Many congratulations to Senior Lecturer Thomas Adams, who will be spending November 2018-July 2019 as a fellow at the International Research Center for Work and Human Lifecycle in Global History at Humboldt University, Berlin.
Many congratulations to Miranda Johnson, whose book This Land is Our History, was shortlisted for the W.K. Hancock Prize, given out by the Australian Historical Association. The biennial W.K. Hancock Prize recognises and encourages an Australian scholar who has recently published a first scholarly book in any field of history. The W.K. Hancock Prize was instituted in 1987 by the Australian Historical Association, to honour the contribution to the study and writing of history in Australia by Sir Keith Hancock. Since his death in 1988, it has served to commemorate his life and achievements.
Many congratulations to Dr. Sarah Claire Dunstan on her two year postdoctoral Fellowship with the Leverhulme Trust. She will be working at the University of Sussex in the UK.

CHALLENGES ::
(a) Answer these questions about the staff congratulations notices.
(i) At which institution will Thomas Adams be a fellow from November 2018 to July 2019?
(ii) In what year did the Australian Historical Association institute the W.K. Hancock Prize?
(iii) At which university will Sarah Claire Dunstan be working during her Leverhulme Trust fellowship?
(b) Continue the staff congratulations notices from the end of the last notice shown.

Element placement data

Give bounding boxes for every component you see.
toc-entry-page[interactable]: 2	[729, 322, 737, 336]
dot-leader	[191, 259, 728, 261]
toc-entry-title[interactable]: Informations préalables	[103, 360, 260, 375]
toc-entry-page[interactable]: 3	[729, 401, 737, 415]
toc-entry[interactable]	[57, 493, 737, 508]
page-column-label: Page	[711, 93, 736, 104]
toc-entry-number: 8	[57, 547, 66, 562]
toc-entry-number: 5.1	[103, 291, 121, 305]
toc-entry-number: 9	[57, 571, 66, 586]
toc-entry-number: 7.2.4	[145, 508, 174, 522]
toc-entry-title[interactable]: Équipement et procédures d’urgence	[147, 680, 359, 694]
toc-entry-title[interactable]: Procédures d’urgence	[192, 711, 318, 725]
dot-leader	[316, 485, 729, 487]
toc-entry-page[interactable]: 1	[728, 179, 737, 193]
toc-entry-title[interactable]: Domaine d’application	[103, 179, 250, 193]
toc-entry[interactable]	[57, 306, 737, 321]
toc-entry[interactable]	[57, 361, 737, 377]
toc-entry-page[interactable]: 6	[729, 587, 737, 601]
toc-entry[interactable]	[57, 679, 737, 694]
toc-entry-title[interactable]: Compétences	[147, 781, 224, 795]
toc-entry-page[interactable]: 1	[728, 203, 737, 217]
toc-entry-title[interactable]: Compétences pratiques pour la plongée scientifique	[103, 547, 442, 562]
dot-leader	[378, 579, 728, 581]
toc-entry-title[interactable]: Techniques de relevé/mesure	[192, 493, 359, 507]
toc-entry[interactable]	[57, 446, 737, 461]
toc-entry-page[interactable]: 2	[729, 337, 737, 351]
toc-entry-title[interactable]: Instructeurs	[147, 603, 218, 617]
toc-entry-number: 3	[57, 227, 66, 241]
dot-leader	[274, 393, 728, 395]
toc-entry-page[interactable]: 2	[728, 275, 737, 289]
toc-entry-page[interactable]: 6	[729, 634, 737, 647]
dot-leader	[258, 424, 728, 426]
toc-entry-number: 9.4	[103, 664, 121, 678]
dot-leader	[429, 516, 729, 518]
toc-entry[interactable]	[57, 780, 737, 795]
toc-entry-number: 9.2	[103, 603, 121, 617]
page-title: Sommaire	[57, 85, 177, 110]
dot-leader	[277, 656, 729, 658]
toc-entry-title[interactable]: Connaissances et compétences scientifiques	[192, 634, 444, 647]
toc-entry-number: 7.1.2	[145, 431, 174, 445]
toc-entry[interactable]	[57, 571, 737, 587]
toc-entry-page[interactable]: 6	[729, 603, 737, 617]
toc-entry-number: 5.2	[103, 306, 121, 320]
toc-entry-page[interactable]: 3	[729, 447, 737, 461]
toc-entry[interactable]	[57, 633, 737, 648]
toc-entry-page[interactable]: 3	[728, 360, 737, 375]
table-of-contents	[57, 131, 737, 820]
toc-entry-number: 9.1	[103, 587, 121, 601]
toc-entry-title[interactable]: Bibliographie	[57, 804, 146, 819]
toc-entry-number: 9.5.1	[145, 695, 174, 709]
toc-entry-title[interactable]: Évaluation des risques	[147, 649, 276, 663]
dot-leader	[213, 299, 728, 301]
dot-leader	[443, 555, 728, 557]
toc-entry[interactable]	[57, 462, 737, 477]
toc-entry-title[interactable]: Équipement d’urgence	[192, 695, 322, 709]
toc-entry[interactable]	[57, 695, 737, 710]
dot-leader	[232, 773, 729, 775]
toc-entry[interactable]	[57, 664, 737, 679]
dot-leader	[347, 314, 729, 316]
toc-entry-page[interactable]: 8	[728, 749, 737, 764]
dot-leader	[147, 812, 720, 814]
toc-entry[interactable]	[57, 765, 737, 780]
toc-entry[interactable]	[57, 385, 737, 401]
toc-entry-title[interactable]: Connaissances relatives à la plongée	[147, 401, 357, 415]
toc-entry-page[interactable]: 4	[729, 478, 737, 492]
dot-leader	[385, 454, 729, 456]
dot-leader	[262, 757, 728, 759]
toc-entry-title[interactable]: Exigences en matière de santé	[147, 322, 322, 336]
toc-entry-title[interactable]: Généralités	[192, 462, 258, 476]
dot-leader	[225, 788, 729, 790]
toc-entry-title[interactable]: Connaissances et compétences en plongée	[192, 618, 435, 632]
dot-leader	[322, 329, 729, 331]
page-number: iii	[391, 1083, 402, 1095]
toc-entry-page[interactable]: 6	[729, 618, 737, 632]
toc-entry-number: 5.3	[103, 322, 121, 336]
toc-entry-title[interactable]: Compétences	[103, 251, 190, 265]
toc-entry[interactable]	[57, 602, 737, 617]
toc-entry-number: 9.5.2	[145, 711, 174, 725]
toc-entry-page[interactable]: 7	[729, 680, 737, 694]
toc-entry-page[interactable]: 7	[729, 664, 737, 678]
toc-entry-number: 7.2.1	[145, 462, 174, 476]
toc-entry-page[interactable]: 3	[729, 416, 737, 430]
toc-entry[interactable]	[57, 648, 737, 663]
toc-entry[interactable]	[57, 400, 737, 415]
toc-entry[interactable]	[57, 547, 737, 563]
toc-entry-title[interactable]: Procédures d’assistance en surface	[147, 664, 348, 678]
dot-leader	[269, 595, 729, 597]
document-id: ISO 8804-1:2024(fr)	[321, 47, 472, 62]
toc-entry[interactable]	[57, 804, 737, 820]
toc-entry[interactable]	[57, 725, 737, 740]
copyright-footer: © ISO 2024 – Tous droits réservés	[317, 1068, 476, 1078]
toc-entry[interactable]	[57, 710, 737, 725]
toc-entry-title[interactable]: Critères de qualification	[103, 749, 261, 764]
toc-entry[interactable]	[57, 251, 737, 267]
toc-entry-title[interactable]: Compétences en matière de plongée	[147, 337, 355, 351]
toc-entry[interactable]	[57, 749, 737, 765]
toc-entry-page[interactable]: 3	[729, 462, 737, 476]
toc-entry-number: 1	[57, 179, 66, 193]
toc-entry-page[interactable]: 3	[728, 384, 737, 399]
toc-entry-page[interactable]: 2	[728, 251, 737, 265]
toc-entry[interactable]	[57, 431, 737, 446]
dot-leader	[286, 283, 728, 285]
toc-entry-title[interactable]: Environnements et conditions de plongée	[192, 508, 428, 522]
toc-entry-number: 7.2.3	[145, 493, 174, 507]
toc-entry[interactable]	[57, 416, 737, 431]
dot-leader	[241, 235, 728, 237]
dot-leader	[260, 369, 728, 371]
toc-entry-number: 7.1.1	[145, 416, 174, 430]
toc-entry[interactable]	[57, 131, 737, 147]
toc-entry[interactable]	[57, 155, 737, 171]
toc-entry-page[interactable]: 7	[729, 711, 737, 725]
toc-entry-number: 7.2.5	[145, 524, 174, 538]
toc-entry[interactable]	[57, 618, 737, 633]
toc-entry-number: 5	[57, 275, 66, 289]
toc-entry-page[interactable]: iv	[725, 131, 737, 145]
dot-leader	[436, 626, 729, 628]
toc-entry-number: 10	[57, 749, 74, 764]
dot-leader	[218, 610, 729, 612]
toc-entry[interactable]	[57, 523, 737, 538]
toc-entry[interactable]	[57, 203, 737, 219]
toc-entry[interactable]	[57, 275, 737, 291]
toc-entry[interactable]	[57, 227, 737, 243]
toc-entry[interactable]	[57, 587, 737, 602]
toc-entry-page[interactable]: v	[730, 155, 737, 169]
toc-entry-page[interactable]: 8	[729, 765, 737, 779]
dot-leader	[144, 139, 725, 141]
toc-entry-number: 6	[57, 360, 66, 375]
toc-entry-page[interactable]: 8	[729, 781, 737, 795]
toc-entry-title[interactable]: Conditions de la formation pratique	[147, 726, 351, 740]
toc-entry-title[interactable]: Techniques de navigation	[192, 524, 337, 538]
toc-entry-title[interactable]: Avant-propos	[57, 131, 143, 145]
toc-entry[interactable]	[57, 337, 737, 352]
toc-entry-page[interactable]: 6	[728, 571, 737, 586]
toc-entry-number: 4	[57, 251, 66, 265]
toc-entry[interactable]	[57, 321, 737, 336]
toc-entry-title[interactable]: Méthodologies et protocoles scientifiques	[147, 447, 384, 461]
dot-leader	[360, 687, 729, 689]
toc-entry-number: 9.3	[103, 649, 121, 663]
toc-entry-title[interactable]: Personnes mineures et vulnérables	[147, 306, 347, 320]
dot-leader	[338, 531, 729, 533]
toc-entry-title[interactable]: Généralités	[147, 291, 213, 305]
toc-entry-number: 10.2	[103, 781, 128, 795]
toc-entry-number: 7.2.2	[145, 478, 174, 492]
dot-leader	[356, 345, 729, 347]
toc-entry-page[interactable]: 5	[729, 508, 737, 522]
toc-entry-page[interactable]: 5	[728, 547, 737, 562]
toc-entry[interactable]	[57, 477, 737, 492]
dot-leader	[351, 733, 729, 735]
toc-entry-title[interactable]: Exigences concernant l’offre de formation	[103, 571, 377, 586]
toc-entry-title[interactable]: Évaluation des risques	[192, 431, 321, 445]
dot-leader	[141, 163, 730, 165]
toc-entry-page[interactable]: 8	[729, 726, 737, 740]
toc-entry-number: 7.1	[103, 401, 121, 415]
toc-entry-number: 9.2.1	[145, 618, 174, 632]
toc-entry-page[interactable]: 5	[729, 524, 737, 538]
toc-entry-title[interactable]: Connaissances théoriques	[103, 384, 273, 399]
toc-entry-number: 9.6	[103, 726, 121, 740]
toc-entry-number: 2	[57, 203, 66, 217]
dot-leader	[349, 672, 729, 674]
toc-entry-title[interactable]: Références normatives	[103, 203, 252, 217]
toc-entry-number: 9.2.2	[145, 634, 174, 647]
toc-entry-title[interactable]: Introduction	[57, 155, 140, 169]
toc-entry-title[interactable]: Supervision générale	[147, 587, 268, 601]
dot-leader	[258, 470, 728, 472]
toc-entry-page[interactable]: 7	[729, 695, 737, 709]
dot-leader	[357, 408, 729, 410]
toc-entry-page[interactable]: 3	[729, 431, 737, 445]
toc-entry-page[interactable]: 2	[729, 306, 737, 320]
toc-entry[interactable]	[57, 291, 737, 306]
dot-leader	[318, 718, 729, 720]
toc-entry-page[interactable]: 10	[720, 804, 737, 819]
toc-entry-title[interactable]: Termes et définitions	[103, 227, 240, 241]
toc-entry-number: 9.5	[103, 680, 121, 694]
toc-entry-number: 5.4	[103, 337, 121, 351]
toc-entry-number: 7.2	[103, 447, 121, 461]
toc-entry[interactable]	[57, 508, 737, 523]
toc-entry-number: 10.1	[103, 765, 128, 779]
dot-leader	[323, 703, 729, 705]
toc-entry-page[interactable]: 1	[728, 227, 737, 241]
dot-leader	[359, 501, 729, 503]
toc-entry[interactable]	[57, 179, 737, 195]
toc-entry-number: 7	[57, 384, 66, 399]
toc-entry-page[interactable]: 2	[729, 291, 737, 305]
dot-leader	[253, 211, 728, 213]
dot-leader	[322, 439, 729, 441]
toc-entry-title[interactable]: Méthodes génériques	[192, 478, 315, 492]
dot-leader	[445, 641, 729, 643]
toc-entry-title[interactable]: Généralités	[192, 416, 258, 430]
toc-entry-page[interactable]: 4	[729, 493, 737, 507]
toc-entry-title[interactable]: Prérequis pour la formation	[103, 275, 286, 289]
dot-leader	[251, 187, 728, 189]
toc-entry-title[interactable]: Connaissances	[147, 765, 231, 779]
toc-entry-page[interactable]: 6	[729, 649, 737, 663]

IN RESPONSE ::
(a)
(i) The International Research Center for Work and Human Lifecycle in Global History at Humboldt University, Berlin
(ii) 1987
(iii) The University of Sussex in the UK

(b)
In May, Sydney University History Department Alumna Dr. Lizzie Ingleson has won one of ten early career researchers Travelling Fellowships for 2018, awarded by the Australian Academy of the Humanities.
Many congratulations to current PhD student, Darren Smith, for winning the prestigious Hakluyt Society Essay Prize competition, for his essay: ‘Ex Typographia Savariana: Franco-Ottoman relations and the first oriental printing press in Paris’.
The Laureate Research Program in International History at the University of Sydney is pleased to note the following good news: Beatrice Wayne, postdoctoral fellow in the Laureate program, has won a three year lectureship at Harvard in the Literature and History program; Marigold Black, recent History PhD, and JRF in the Laureate Research Program in International History, has won a three-year research fellowship at ANU working with the Australian Defence Forces on Strategic Issues; and Glenda Sluga was a successful co-applicant in a European Research Council funded project with Stockholm Royal Institute of Technology on the Rise of Global Environmental Governance.
History at the University of Sydney was recently ranked 26th in the world (and 2nd in Australia after ANU) by the QS World University Rankings by subject, sharing a 5 star rating with the top twenty history departments.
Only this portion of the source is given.